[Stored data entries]
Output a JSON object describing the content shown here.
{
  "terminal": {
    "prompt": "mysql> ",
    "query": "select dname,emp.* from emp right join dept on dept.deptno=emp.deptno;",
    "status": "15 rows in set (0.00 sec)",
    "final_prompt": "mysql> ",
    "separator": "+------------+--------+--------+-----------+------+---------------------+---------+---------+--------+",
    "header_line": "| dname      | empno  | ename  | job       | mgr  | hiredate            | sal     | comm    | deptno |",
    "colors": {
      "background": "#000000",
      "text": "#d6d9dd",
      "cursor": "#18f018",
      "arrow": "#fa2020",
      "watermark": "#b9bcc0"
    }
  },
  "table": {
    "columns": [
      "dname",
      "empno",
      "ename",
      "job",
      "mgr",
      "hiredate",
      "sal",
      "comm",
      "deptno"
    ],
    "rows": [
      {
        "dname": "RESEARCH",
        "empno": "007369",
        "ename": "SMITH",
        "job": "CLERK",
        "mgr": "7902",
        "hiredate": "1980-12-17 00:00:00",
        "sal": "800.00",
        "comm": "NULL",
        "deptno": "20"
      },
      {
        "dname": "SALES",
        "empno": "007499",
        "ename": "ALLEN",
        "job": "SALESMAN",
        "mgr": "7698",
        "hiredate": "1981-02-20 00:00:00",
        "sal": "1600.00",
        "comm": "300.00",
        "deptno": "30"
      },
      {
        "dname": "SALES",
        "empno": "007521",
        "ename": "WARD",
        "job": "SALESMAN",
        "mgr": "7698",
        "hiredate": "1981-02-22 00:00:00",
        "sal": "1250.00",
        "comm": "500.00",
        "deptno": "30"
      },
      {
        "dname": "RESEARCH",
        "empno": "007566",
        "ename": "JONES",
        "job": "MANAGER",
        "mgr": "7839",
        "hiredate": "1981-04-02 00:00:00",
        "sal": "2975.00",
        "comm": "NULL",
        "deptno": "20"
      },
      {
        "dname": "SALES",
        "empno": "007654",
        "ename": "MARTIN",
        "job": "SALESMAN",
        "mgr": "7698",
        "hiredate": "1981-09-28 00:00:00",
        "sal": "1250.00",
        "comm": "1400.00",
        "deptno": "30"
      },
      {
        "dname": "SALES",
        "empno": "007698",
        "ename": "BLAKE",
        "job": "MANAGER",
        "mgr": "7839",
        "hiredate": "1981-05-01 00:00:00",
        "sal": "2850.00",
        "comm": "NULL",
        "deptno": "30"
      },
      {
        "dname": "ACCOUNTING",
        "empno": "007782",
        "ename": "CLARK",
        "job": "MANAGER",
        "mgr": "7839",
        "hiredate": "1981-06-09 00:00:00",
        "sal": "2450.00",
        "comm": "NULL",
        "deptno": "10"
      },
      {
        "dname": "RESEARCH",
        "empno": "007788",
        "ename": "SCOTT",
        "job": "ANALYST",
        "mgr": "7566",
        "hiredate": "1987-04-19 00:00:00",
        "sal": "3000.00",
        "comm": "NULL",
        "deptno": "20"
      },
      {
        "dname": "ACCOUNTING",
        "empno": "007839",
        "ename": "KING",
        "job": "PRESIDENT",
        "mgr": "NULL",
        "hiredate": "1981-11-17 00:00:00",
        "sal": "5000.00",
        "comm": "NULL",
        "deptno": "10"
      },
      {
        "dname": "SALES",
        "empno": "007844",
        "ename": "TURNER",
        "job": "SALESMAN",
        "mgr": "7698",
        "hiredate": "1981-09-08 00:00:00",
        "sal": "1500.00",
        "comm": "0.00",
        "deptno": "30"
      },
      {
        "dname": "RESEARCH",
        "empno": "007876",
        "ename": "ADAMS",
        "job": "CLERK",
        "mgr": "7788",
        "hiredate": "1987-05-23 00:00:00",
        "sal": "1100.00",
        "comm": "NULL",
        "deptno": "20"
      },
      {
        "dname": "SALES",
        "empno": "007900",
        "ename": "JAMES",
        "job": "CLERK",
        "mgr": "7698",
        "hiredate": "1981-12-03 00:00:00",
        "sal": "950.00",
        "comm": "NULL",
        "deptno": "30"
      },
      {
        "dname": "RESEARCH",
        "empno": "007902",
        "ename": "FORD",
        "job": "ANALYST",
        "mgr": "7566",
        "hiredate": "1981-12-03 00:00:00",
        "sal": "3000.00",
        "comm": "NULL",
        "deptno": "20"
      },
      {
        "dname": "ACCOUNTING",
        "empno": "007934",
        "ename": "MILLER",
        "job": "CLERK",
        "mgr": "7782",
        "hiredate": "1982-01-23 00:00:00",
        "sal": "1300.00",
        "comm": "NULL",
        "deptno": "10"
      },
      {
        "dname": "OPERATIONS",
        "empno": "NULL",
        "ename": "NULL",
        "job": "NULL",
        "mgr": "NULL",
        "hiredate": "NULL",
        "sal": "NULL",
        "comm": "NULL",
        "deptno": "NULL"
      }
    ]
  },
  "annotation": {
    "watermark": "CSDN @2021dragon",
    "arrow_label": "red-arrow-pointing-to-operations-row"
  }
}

*Your instructions*. Of the lines in the material above, state how many contain the string "watermark"; give no other text.

*Task output*. 2